begin Records supplied

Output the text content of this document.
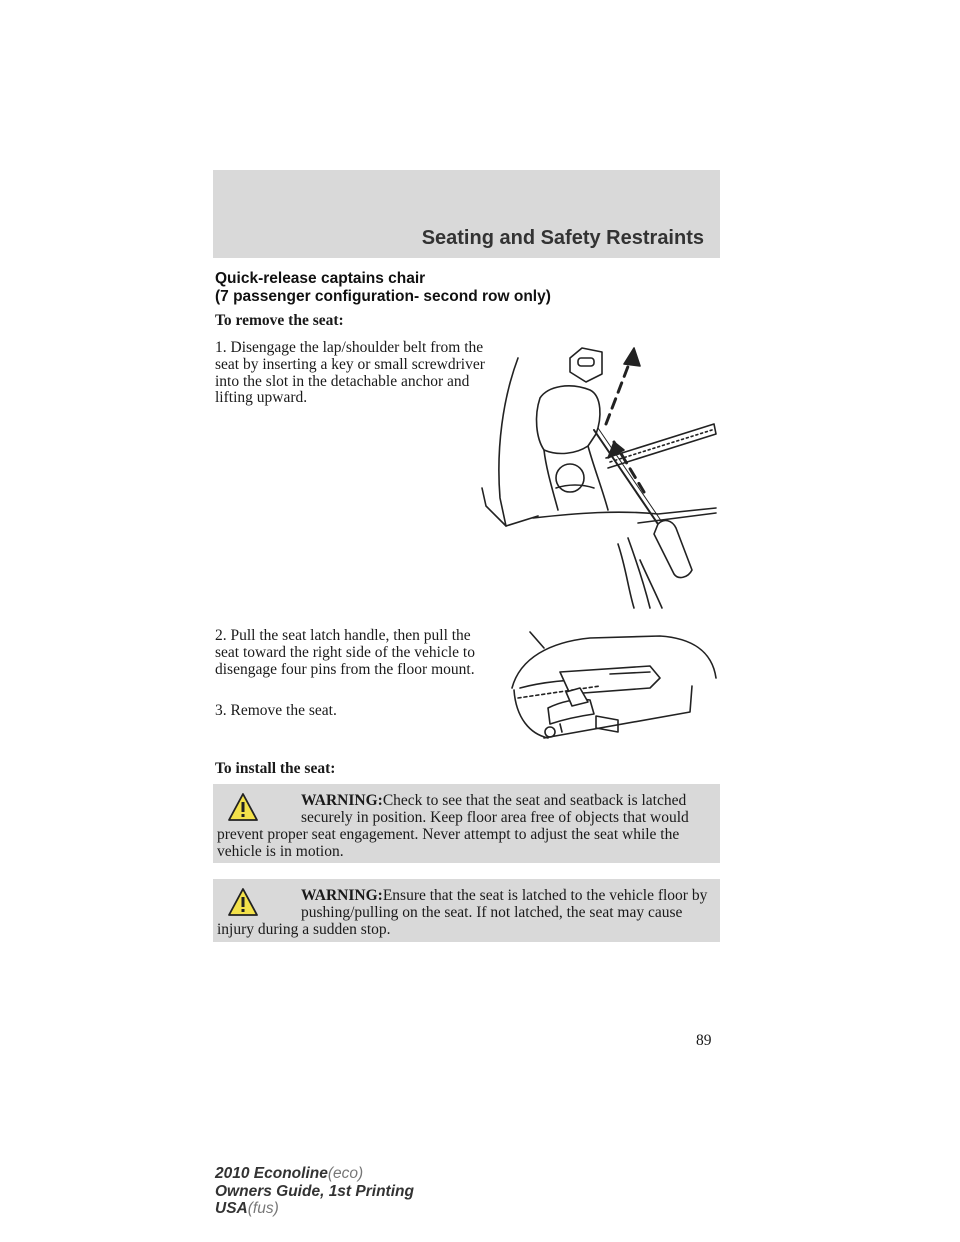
Seating and Safety Restraints
Quick-release captains chair
(7 passenger configuration- second row only)
To remove the seat:
1. Disengage the lap/shoulder belt from the seat by inserting a key or small screwdriver into the slot in the detachable anchor and lifting upward.
2. Pull the seat latch handle, then pull the seat toward the right side of the vehicle to disengage four pins from the floor mount.
3. Remove the seat.
To install the seat:
WARNING:Check to see that the seat and seatback is latched securely in position. Keep floor area free of objects that would prevent proper seat engagement. Never attempt to adjust the seat while the vehicle is in motion.
WARNING:Ensure that the seat is latched to the vehicle floor by pushing/pulling on the seat. If not latched, the seat may cause injury during a sudden stop.
89
2010 Econoline(eco)
Owners Guide, 1st Printing
USA(fus)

end Records supplied

§ Goal: Find and copy each line above that includes the string "vehicle".

§ Solved problem:
2. Pull the seat latch handle, then pull the seat toward the right side of the vehicle to disengage four pins from the floor mount.
WARNING:Check to see that the seat and seatback is latched securely in position. Keep floor area free of objects that would prevent proper seat engagement. Never attempt to adjust the seat while the vehicle is in motion.
WARNING:Ensure that the seat is latched to the vehicle floor by pushing/pulling on the seat. If not latched, the seat may cause injury during a sudden stop.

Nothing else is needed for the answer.